[Start of Working data]

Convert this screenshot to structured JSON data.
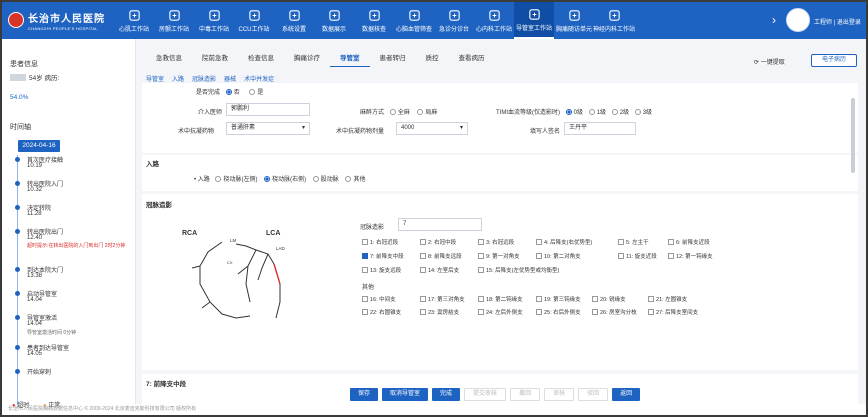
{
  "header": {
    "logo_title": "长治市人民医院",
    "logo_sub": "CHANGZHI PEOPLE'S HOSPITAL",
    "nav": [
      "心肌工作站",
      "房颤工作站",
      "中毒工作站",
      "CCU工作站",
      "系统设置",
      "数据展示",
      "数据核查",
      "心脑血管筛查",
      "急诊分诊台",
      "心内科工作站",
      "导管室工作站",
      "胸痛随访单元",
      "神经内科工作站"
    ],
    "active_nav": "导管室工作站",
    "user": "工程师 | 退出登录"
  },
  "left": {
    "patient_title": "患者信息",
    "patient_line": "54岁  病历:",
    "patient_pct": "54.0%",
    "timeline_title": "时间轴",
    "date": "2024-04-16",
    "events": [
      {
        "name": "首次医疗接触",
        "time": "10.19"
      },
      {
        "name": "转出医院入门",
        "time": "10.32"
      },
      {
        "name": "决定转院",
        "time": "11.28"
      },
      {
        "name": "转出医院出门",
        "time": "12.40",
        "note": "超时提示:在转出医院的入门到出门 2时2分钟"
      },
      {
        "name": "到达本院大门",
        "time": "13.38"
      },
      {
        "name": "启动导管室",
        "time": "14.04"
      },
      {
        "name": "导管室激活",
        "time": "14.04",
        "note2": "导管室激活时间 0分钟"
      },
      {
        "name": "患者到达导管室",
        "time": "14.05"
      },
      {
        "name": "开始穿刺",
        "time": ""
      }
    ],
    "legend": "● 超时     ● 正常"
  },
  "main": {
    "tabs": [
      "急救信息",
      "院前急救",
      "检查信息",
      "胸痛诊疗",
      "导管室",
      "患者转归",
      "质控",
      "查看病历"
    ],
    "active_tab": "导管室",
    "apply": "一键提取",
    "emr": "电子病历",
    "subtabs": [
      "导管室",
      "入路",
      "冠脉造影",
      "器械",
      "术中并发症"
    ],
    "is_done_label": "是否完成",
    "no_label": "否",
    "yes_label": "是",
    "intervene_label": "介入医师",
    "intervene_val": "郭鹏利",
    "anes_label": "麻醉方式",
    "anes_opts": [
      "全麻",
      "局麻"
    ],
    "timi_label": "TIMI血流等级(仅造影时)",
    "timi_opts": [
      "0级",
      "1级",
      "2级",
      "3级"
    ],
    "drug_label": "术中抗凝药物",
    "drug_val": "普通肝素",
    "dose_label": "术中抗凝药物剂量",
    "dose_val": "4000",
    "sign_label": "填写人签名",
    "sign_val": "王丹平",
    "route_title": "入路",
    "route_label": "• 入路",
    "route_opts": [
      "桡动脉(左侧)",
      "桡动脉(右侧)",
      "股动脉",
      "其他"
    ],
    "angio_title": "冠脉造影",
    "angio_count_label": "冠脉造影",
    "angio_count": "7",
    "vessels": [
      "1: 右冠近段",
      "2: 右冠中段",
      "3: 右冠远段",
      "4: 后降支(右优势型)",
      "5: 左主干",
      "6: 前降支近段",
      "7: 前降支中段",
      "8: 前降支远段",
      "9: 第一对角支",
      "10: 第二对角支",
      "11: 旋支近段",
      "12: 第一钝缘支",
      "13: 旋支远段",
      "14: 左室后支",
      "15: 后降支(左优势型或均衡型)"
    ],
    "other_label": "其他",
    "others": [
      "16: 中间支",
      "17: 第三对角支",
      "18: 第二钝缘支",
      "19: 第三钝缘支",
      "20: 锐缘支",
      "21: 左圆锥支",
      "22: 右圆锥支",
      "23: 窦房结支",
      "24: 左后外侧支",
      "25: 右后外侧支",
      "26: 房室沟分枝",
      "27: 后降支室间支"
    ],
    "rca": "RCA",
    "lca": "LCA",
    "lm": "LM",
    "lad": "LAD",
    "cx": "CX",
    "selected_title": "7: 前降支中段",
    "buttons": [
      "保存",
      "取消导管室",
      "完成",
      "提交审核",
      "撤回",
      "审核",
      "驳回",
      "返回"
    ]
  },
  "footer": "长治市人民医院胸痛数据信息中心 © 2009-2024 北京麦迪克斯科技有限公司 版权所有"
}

[End of Working data]

Work to be completed
Reproduce each line holding the word "name".

Response to this exercise
        "name": "首次医疗接触",
        "name": "转出医院入门",
        "name": "决定转院",
        "name": "转出医院出门",
        "name": "到达本院大门",
        "name": "启动导管室",
        "name": "导管室激活",
        "name": "患者到达导管室",
        "name": "开始穿刺",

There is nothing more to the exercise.